Track down every line below that holds "word" and copy it.

[BEGIN DATASET EXTRACT]

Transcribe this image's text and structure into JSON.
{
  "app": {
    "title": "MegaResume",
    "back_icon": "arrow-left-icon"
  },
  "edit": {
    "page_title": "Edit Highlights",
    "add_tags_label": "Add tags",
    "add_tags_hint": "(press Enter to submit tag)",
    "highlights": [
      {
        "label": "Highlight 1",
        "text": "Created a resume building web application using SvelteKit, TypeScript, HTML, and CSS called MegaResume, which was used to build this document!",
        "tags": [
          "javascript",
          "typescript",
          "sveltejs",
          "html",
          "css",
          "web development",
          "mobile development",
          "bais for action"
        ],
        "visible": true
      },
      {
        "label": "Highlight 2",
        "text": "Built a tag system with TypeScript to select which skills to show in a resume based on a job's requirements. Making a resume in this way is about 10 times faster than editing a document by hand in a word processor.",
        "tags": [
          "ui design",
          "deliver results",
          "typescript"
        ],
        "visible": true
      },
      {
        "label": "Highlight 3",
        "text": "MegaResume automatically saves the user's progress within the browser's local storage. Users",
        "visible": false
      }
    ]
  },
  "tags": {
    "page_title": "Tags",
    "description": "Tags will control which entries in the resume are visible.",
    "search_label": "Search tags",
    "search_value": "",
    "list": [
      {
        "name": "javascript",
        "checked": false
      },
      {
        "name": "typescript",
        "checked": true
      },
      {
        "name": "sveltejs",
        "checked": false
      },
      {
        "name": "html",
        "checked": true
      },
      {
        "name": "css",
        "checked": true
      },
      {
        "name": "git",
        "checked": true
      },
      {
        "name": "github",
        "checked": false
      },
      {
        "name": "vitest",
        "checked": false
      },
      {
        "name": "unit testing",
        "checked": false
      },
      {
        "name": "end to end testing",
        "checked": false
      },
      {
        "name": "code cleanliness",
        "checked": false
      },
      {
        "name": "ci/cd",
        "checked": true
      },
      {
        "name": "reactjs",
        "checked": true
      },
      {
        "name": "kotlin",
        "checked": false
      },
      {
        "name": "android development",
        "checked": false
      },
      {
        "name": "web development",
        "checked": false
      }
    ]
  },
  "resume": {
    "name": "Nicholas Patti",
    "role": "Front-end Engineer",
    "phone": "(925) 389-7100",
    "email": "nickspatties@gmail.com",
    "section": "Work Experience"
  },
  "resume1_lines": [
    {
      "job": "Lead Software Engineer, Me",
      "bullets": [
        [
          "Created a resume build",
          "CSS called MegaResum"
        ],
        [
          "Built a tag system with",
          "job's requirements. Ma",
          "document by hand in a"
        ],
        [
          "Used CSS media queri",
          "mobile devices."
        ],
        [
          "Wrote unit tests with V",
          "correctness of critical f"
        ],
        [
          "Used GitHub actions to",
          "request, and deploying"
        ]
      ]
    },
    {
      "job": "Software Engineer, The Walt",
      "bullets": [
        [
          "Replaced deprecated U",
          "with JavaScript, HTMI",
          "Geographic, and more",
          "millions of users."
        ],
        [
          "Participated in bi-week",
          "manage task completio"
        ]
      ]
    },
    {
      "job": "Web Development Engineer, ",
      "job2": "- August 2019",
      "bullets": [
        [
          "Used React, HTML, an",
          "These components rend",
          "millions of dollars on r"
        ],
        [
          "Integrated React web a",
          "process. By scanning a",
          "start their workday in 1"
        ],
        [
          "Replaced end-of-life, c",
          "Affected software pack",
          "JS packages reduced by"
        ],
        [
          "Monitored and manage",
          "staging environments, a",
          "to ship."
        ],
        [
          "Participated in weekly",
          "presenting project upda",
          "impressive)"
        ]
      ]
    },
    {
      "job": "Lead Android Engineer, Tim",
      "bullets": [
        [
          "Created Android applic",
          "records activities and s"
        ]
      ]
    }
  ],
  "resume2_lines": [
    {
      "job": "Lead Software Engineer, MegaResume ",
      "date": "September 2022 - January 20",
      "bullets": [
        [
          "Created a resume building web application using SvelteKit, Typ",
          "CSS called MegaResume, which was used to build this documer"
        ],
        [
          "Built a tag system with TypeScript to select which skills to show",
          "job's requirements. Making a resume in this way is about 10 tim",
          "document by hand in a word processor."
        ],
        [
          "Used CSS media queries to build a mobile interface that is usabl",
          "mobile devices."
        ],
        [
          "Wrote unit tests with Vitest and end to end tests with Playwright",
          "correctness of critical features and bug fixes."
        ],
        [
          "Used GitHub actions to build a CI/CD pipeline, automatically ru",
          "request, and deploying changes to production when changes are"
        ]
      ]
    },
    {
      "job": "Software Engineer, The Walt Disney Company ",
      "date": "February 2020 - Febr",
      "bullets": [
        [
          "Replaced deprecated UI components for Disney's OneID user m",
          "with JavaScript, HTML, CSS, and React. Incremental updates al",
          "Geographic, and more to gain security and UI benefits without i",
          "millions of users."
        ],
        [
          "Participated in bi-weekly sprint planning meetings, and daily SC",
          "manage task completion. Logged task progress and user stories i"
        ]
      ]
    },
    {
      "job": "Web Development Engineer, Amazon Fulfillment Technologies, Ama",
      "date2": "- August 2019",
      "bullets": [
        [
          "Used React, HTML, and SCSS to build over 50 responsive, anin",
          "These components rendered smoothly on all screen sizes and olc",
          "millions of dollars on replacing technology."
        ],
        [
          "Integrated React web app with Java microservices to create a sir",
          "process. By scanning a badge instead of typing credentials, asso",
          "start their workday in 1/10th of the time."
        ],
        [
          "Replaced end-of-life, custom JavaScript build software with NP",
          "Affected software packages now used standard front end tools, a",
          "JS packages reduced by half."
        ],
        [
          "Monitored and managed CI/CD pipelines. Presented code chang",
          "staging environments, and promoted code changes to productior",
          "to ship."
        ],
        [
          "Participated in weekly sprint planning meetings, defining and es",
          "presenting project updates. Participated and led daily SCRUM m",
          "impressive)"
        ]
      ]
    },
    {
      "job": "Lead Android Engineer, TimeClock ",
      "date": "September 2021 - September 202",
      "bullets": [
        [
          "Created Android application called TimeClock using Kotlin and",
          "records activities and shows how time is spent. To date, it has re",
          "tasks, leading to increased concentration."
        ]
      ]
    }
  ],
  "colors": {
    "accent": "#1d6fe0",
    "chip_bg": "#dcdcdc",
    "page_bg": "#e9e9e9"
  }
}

[END DATASET EXTRACT]

**EXERCISE SOLUTION:**
        "text": "Built a tag system with TypeScript to select which skills to show in a resume based on a job's requirements. Making a resume in this way is about 10 times faster than editing a document by hand in a word processor.",
          "document by hand in a word processor."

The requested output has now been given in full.